Copy out all lines in the data below containing the string "this".

-- PROVIDED RECORDS start --

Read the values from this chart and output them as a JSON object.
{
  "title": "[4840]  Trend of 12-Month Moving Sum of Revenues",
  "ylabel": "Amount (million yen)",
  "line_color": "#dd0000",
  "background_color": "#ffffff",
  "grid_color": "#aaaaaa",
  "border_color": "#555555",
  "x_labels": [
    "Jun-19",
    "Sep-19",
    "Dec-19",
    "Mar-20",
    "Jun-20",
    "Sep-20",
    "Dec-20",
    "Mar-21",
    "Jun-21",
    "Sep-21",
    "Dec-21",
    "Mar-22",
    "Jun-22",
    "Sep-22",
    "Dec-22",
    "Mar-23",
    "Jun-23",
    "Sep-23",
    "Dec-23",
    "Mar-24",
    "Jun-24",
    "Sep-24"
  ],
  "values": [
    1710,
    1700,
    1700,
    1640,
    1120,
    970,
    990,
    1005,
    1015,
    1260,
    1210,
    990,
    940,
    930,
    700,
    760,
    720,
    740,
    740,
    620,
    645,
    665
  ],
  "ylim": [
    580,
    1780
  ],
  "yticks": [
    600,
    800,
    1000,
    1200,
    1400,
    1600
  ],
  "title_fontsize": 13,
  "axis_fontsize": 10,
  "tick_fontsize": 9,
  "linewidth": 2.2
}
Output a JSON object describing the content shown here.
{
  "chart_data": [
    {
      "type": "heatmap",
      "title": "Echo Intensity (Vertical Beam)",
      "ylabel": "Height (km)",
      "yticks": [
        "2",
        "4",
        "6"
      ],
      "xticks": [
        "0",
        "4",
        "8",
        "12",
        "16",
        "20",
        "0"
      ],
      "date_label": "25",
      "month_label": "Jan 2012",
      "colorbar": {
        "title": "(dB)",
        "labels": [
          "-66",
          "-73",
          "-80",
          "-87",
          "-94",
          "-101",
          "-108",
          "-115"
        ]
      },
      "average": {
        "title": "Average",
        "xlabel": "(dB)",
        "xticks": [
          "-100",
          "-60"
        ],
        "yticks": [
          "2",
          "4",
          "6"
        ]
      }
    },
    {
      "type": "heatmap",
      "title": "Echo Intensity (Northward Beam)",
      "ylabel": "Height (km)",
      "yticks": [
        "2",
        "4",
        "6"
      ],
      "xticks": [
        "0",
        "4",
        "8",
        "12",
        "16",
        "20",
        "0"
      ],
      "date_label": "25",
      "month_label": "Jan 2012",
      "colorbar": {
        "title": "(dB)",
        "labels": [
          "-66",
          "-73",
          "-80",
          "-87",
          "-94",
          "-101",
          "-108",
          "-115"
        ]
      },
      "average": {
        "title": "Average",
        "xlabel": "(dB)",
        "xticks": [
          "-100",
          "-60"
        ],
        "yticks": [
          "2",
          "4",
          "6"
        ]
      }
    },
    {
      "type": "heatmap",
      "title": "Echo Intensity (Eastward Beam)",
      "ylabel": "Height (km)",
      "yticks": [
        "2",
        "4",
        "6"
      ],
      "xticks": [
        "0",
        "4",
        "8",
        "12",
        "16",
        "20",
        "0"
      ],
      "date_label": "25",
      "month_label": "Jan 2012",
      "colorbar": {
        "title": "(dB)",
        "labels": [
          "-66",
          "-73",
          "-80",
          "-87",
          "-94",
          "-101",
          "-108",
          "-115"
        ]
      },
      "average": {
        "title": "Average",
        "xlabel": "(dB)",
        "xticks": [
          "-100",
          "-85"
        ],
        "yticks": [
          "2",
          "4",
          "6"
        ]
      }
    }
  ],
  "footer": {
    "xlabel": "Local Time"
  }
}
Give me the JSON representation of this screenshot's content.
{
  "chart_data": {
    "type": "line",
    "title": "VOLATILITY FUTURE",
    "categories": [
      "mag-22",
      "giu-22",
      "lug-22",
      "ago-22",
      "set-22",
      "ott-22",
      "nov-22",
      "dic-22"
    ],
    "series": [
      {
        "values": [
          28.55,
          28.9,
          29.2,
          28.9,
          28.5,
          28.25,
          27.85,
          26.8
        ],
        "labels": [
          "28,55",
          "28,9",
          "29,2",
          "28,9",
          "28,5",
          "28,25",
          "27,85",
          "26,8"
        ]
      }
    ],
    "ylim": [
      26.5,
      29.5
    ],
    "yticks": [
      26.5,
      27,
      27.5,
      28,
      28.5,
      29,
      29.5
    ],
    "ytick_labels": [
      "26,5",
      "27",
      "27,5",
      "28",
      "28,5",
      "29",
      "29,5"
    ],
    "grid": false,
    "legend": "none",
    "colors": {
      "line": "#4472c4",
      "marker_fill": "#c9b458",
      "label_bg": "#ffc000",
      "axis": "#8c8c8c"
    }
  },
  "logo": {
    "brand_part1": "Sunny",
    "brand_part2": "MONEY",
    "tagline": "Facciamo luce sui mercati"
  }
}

-- PROVIDED RECORDS end --

CORRECT ANSWER -
Read the values from this chart and output them as a JSON object.
Give me the JSON representation of this screenshot's content.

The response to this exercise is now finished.